• [Figure collection entries]
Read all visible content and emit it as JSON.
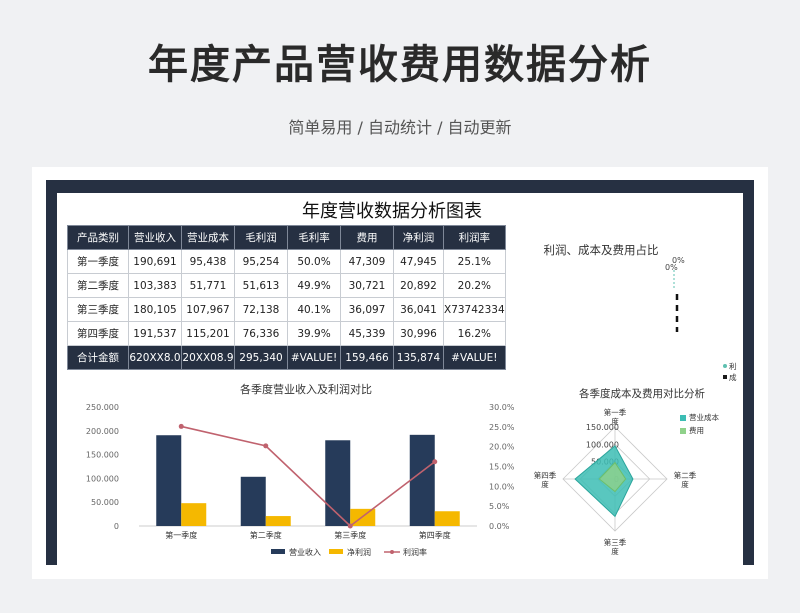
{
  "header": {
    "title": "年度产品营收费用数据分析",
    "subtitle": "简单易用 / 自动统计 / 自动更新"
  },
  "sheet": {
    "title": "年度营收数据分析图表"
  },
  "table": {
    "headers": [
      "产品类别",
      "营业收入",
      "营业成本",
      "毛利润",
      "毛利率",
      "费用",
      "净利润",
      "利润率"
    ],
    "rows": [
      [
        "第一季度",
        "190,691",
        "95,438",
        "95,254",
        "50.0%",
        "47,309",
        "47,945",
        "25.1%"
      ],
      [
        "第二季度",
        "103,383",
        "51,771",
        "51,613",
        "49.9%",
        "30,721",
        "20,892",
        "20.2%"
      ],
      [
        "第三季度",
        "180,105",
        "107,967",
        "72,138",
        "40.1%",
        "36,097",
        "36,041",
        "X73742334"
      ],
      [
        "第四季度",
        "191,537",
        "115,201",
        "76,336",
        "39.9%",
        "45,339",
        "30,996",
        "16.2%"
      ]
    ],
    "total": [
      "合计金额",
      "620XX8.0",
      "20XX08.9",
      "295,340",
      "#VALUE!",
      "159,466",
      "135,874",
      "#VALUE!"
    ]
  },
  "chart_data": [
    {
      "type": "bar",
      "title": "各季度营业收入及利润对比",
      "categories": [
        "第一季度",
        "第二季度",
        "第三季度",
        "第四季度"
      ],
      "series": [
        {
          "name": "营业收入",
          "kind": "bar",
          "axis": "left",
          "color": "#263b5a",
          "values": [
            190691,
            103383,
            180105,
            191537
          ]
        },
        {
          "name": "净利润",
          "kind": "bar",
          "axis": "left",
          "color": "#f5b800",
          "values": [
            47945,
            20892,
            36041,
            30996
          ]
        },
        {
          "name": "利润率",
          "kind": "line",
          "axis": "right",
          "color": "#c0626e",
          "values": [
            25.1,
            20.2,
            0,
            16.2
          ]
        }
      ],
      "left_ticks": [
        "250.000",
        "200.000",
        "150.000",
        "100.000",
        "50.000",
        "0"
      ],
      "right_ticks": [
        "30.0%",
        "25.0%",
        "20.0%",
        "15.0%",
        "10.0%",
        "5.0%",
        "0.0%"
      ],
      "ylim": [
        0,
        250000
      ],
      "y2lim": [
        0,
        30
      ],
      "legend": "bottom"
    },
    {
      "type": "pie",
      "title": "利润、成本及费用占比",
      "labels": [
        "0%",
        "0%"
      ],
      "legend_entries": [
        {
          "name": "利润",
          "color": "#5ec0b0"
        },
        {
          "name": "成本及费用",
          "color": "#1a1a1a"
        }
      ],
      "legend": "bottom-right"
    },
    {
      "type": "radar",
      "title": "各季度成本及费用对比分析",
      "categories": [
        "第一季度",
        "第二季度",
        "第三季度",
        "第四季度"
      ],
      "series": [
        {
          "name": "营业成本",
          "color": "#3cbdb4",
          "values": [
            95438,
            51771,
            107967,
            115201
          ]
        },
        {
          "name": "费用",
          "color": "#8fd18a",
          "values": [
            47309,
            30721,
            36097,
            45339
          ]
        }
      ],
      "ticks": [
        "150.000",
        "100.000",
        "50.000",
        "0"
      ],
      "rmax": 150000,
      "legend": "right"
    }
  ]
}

• [Goal of the exercise]
Omit pictures; set down the rest of the material word for word.

• [Answer for this exercise]
Read all visible content and emit it as JSON.
{
  "header": {
    "title": "年度产品营收费用数据分析",
    "subtitle": "简单易用 / 自动统计 / 自动更新"
  },
  "sheet": {
    "title": "年度营收数据分析图表"
  },
  "table": {
    "headers": [
      "产品类别",
      "营业收入",
      "营业成本",
      "毛利润",
      "毛利率",
      "费用",
      "净利润",
      "利润率"
    ],
    "rows": [
      [
        "第一季度",
        "190,691",
        "95,438",
        "95,254",
        "50.0%",
        "47,309",
        "47,945",
        "25.1%"
      ],
      [
        "第二季度",
        "103,383",
        "51,771",
        "51,613",
        "49.9%",
        "30,721",
        "20,892",
        "20.2%"
      ],
      [
        "第三季度",
        "180,105",
        "107,967",
        "72,138",
        "40.1%",
        "36,097",
        "36,041",
        "X73742334"
      ],
      [
        "第四季度",
        "191,537",
        "115,201",
        "76,336",
        "39.9%",
        "45,339",
        "30,996",
        "16.2%"
      ]
    ],
    "total": [
      "合计金额",
      "620XX8.0",
      "20XX08.9",
      "295,340",
      "#VALUE!",
      "159,466",
      "135,874",
      "#VALUE!"
    ]
  },
  "chart_data": [
    {
      "type": "bar",
      "title": "各季度营业收入及利润对比",
      "categories": [
        "第一季度",
        "第二季度",
        "第三季度",
        "第四季度"
      ],
      "series": [
        {
          "name": "营业收入",
          "kind": "bar",
          "axis": "left",
          "color": "#263b5a",
          "values": [
            190691,
            103383,
            180105,
            191537
          ]
        },
        {
          "name": "净利润",
          "kind": "bar",
          "axis": "left",
          "color": "#f5b800",
          "values": [
            47945,
            20892,
            36041,
            30996
          ]
        },
        {
          "name": "利润率",
          "kind": "line",
          "axis": "right",
          "color": "#c0626e",
          "values": [
            25.1,
            20.2,
            0,
            16.2
          ]
        }
      ],
      "left_ticks": [
        "250.000",
        "200.000",
        "150.000",
        "100.000",
        "50.000",
        "0"
      ],
      "right_ticks": [
        "30.0%",
        "25.0%",
        "20.0%",
        "15.0%",
        "10.0%",
        "5.0%",
        "0.0%"
      ],
      "ylim": [
        0,
        250000
      ],
      "y2lim": [
        0,
        30
      ],
      "legend": "bottom"
    },
    {
      "type": "pie",
      "title": "利润、成本及费用占比",
      "labels": [
        "0%",
        "0%"
      ],
      "legend_entries": [
        {
          "name": "利润",
          "color": "#5ec0b0"
        },
        {
          "name": "成本及费用",
          "color": "#1a1a1a"
        }
      ],
      "legend": "bottom-right"
    },
    {
      "type": "radar",
      "title": "各季度成本及费用对比分析",
      "categories": [
        "第一季度",
        "第二季度",
        "第三季度",
        "第四季度"
      ],
      "series": [
        {
          "name": "营业成本",
          "color": "#3cbdb4",
          "values": [
            95438,
            51771,
            107967,
            115201
          ]
        },
        {
          "name": "费用",
          "color": "#8fd18a",
          "values": [
            47309,
            30721,
            36097,
            45339
          ]
        }
      ],
      "ticks": [
        "150.000",
        "100.000",
        "50.000",
        "0"
      ],
      "rmax": 150000,
      "legend": "right"
    }
  ]
}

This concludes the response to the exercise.